WORK TO BE COMPLETED
Track down every line below that holds "color" and copy it.

Figure content listings:
* * * * *

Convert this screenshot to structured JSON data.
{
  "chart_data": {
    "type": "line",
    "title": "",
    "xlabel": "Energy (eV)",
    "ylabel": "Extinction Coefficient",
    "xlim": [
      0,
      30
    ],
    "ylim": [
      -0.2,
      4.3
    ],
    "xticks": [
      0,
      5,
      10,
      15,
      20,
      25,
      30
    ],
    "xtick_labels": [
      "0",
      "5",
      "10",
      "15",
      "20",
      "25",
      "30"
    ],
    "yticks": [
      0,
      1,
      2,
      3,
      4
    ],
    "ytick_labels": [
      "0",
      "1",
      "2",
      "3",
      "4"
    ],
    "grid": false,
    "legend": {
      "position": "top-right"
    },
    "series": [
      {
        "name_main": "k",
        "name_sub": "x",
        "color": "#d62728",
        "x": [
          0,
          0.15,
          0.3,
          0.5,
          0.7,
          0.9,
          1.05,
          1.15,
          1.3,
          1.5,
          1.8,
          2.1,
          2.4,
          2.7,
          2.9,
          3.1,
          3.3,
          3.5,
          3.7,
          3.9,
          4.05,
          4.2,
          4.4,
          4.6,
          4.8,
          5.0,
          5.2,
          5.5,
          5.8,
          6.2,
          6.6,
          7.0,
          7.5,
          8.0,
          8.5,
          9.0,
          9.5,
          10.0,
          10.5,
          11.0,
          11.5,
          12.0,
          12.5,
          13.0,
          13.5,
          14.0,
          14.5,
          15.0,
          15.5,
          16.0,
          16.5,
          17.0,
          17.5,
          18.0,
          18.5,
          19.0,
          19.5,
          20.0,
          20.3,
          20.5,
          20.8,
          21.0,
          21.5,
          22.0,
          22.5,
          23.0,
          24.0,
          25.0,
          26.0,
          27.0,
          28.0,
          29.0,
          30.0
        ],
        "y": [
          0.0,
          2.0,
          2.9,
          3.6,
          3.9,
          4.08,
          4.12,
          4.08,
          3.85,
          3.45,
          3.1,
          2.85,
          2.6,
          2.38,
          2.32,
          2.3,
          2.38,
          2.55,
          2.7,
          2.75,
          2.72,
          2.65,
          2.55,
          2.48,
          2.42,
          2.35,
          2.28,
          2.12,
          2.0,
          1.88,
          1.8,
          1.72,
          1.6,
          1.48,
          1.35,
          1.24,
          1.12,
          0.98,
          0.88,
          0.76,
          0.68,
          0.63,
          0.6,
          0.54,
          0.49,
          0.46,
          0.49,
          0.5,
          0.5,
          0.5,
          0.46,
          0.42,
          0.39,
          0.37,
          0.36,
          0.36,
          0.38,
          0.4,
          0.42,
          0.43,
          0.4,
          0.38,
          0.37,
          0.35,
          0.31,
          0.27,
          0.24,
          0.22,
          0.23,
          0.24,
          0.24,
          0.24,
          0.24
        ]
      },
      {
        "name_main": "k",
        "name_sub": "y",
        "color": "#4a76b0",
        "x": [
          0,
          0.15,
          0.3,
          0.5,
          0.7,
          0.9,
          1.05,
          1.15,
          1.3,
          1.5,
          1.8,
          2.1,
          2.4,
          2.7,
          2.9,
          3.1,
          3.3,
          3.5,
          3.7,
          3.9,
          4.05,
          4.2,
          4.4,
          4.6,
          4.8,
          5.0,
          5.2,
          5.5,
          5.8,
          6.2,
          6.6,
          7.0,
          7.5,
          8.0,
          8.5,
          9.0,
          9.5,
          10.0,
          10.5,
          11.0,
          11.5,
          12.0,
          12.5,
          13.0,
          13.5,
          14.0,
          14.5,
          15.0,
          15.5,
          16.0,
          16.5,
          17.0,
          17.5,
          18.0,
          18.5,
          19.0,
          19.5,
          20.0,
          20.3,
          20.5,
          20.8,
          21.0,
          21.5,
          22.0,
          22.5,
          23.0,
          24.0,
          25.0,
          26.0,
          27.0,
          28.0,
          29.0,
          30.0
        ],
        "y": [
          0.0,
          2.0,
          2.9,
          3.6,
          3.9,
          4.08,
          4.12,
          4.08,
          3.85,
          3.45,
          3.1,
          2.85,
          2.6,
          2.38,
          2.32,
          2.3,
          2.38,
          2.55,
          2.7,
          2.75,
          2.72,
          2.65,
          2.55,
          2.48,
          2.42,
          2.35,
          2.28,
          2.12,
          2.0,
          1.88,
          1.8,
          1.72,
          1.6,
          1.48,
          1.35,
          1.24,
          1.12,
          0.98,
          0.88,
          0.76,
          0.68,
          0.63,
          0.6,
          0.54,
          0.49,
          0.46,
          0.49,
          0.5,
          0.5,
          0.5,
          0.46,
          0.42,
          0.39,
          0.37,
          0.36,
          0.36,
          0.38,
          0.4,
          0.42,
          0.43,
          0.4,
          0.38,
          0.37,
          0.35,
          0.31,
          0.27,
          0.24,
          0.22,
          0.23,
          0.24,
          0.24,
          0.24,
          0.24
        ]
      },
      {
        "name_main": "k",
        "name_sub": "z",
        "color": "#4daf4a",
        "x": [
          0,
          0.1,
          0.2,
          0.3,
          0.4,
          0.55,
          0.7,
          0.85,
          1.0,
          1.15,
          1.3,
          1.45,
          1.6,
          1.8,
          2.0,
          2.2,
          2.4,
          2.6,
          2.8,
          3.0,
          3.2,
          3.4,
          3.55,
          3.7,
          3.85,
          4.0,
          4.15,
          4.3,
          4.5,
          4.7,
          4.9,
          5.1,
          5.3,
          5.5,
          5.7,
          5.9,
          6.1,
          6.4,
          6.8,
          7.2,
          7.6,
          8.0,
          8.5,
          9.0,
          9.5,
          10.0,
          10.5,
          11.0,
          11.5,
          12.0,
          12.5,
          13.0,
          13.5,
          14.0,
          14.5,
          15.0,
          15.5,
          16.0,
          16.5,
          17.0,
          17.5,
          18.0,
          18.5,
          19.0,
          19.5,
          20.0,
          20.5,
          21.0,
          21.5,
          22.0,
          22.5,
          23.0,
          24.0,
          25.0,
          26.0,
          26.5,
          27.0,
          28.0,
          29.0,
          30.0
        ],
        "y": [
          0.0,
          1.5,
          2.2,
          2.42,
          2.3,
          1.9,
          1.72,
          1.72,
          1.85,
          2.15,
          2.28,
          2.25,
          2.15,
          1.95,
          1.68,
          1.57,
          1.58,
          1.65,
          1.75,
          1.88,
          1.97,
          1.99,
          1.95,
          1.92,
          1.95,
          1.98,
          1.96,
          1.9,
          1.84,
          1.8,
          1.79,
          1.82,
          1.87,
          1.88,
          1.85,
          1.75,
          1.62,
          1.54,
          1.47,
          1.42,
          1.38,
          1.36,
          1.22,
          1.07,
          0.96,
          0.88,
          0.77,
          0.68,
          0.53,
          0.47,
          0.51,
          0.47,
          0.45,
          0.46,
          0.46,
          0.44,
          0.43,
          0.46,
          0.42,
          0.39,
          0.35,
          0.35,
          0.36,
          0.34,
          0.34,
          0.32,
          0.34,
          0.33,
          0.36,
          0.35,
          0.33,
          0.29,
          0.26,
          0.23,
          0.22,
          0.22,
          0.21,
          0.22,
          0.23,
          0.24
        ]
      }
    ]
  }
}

* * * * *

EXERCISE OUTPUT
        "color": "#d62728",
        "color": "#4a76b0",
        "color": "#4daf4a",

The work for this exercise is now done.